Dataset entries:
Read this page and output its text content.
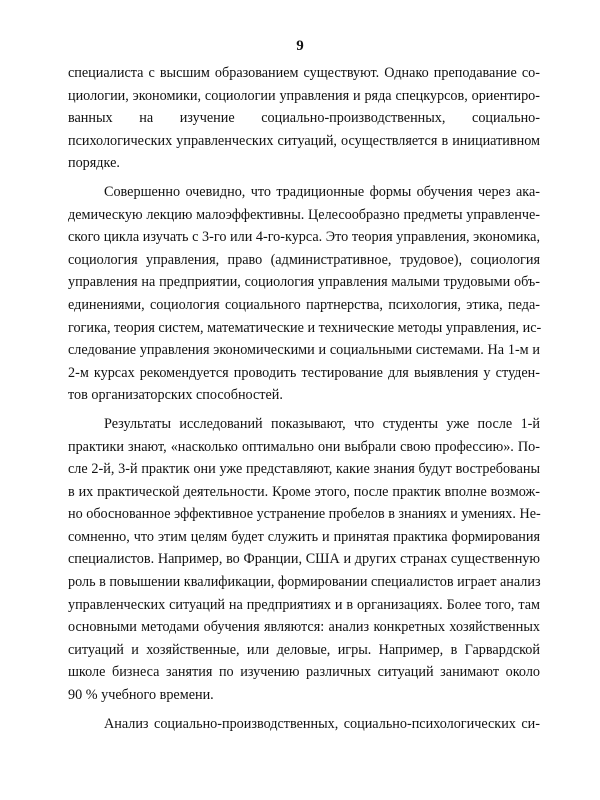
9
специалиста с высшим образованием существуют. Однако преподавание со-
циологии, экономики, социологии управления и ряда спецкурсов, ориентиро-
ванных на изучение социально-производственных, социально-
психологических управленческих ситуаций, осуществляется в инициативном
порядке.
Совершенно очевидно, что традиционные формы обучения через ака-
демическую лекцию малоэффективны. Целесообразно предметы управленче-
ского цикла изучать с 3-го или 4-го-курса. Это теория управления, экономика,
социология управления, право (административное, трудовое), социология
управления на предприятии, социология управления малыми трудовыми объ-
единениями, социология социального партнерства, психология, этика, педа-
гогика, теория систем, математические и технические методы управления, ис-
следование управления экономическими и социальными системами. На 1-м и
2-м курсах рекомендуется проводить тестирование для выявления у студен-
тов организаторских способностей.
Результаты исследований показывают, что студенты уже после 1-й
практики знают, «насколько оптимально они выбрали свою профессию». По-
сле 2-й, 3-й практик они уже представляют, какие знания будут востребованы
в их практической деятельности. Кроме этого, после практик вполне возмож-
но обоснованное эффективное устранение пробелов в знаниях и умениях. Не-
сомненно, что этим целям будет служить и принятая практика формирования
специалистов. Например, во Франции, США и других странах существенную
роль в повышении квалификации, формировании специалистов играет анализ
управленческих ситуаций на предприятиях и в организациях. Более того, там
основными методами обучения являются: анализ конкретных хозяйственных
ситуаций и хозяйственные, или деловые, игры. Например, в Гарвардской
школе бизнеса занятия по изучению различных ситуаций занимают около
90 % учебного времени.
Анализ социально-производственных, социально-психологических си-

Set problem: Copy out all of the data word for word. Do not carry over any picture.

Solution for this problem:
Read this page and output its text content.
9
специалиста с высшим образованием существуют. Однако преподавание со-
циологии, экономики, социологии управления и ряда спецкурсов, ориентиро-
ванных на изучение социально-производственных, социально-
психологических управленческих ситуаций, осуществляется в инициативном
порядке.
Совершенно очевидно, что традиционные формы обучения через ака-
демическую лекцию малоэффективны. Целесообразно предметы управленче-
ского цикла изучать с 3-го или 4-го-курса. Это теория управления, экономика,
социология управления, право (административное, трудовое), социология
управления на предприятии, социология управления малыми трудовыми объ-
единениями, социология социального партнерства, психология, этика, педа-
гогика, теория систем, математические и технические методы управления, ис-
следование управления экономическими и социальными системами. На 1-м и
2-м курсах рекомендуется проводить тестирование для выявления у студен-
тов организаторских способностей.
Результаты исследований показывают, что студенты уже после 1-й
практики знают, «насколько оптимально они выбрали свою профессию». По-
сле 2-й, 3-й практик они уже представляют, какие знания будут востребованы
в их практической деятельности. Кроме этого, после практик вполне возмож-
но обоснованное эффективное устранение пробелов в знаниях и умениях. Не-
сомненно, что этим целям будет служить и принятая практика формирования
специалистов. Например, во Франции, США и других странах существенную
роль в повышении квалификации, формировании специалистов играет анализ
управленческих ситуаций на предприятиях и в организациях. Более того, там
основными методами обучения являются: анализ конкретных хозяйственных
ситуаций и хозяйственные, или деловые, игры. Например, в Гарвардской
школе бизнеса занятия по изучению различных ситуаций занимают около
90 % учебного времени.
Анализ социально-производственных, социально-психологических си-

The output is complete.